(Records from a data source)
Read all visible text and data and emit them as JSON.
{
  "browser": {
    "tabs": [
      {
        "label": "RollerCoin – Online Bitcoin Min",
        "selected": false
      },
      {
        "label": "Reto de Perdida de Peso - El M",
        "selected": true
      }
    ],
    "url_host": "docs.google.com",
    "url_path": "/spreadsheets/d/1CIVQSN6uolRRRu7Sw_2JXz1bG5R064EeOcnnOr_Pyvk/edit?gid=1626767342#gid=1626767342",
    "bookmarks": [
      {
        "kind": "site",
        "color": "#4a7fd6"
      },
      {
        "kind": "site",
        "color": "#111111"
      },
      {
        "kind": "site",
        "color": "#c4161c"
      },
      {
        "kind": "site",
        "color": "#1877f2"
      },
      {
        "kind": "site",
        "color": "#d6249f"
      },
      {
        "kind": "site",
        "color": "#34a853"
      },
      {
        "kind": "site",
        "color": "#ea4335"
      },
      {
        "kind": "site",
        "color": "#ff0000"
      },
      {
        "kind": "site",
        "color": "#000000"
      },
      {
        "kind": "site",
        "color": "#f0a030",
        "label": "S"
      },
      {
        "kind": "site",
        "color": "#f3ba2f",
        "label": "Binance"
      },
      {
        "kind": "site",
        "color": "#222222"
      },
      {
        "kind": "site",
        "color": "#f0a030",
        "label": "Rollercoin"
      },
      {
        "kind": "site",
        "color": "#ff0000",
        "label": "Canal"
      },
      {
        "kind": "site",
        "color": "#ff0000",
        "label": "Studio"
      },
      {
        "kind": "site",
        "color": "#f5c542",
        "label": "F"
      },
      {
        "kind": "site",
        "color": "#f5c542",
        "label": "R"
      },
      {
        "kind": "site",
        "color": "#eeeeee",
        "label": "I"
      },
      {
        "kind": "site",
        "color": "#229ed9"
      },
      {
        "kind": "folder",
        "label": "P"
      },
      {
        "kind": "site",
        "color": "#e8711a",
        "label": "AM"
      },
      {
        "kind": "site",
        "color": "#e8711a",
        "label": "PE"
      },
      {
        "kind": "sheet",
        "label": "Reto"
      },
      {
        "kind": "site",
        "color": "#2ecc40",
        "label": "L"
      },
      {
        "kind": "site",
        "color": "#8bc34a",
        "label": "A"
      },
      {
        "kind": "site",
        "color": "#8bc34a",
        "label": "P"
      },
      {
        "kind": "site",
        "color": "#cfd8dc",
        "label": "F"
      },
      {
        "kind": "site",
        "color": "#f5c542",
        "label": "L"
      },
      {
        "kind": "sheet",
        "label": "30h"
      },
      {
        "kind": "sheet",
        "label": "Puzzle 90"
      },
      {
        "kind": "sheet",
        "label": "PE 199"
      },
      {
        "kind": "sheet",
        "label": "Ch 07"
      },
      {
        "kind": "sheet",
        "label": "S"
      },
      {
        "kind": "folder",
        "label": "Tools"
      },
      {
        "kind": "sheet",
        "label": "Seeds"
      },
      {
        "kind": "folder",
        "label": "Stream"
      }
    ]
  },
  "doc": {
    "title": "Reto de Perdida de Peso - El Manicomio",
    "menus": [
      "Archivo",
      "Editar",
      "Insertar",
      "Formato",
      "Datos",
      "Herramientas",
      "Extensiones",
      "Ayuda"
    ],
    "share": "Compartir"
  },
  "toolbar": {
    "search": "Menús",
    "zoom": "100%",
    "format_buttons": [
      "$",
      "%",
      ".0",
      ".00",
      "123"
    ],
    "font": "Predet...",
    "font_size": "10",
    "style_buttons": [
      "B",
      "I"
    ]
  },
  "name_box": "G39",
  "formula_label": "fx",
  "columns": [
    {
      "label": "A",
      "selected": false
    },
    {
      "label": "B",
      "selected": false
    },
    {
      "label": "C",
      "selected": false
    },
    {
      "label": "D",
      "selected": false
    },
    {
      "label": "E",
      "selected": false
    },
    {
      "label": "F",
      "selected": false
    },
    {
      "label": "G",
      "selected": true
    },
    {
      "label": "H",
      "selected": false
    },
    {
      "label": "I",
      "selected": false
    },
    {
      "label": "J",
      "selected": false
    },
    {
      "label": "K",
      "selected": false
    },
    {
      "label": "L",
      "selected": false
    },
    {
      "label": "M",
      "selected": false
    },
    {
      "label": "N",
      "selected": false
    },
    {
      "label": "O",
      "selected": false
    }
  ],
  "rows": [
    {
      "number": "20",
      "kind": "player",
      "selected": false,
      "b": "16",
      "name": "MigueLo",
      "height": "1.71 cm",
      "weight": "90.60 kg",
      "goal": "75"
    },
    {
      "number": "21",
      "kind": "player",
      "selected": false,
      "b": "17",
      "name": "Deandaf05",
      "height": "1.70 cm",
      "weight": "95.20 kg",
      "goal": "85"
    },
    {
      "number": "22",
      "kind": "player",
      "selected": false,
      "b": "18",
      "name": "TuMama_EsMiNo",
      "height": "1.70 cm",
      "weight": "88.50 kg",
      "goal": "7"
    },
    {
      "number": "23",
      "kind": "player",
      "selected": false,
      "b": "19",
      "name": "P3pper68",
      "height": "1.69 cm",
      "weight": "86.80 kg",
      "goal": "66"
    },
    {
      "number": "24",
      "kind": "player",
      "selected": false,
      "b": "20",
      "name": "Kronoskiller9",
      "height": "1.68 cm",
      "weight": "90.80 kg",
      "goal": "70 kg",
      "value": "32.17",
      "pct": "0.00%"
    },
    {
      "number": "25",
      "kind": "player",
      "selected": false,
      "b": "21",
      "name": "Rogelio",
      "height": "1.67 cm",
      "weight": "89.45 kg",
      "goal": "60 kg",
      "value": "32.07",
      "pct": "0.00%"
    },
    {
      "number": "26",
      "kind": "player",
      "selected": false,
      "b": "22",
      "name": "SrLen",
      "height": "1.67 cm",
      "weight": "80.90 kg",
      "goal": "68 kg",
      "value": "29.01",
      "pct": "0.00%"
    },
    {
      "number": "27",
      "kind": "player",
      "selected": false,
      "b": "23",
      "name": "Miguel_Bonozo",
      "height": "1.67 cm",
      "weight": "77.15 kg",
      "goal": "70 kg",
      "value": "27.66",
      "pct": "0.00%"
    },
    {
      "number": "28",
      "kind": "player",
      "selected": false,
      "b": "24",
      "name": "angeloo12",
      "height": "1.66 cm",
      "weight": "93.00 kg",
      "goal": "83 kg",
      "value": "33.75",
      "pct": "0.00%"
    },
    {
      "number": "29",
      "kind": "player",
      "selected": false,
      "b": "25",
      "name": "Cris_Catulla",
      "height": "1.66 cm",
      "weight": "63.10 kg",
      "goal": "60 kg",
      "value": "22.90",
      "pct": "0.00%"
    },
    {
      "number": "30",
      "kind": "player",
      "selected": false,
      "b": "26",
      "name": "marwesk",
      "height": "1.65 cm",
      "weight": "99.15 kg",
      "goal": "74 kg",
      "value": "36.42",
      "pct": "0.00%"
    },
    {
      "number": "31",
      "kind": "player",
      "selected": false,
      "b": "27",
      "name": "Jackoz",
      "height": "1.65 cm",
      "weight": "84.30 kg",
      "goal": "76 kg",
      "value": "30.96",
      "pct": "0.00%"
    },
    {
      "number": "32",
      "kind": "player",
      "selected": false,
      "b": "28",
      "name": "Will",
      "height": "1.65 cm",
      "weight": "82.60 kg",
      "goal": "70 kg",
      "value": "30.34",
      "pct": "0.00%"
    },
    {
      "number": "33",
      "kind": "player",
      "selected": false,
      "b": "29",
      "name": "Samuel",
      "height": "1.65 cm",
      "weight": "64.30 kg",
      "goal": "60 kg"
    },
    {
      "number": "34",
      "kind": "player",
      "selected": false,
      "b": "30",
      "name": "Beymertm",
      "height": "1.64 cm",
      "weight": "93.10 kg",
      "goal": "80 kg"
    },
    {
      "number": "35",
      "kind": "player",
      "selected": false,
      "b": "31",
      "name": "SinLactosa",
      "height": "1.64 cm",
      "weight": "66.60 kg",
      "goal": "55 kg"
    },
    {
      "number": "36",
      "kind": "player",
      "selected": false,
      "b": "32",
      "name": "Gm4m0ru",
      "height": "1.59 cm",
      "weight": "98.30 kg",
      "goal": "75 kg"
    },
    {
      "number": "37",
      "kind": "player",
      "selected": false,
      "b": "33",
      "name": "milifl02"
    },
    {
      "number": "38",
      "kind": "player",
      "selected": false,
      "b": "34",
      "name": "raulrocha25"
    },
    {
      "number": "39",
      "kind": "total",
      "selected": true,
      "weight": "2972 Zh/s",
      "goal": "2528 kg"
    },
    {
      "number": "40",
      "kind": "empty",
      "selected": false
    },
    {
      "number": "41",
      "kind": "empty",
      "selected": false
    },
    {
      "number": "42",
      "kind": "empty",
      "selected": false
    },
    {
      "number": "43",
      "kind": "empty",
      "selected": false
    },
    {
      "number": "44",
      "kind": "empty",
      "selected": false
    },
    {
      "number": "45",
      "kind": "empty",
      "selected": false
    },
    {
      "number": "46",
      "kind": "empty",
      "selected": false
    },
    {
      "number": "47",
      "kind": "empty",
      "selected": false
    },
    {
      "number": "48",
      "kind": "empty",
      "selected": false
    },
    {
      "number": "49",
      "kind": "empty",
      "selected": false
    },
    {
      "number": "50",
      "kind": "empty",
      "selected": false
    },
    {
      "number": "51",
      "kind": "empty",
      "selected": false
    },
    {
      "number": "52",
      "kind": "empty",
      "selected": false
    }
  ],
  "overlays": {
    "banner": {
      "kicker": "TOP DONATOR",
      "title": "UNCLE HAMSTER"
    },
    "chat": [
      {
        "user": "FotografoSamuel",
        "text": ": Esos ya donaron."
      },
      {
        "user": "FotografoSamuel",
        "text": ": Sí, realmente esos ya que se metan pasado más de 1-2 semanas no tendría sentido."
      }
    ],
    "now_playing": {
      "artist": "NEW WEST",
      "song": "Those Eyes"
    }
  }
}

EXERCISE OBJECTIVE = Show every line of the listing in which the string "value" can be found.

SOLUTION TO THE PROBLEM =
      "value": "32.17",
      "value": "32.07",
      "value": "29.01",
      "value": "27.66",
      "value": "33.75",
      "value": "22.90",
      "value": "36.42",
      "value": "30.96",
      "value": "30.34",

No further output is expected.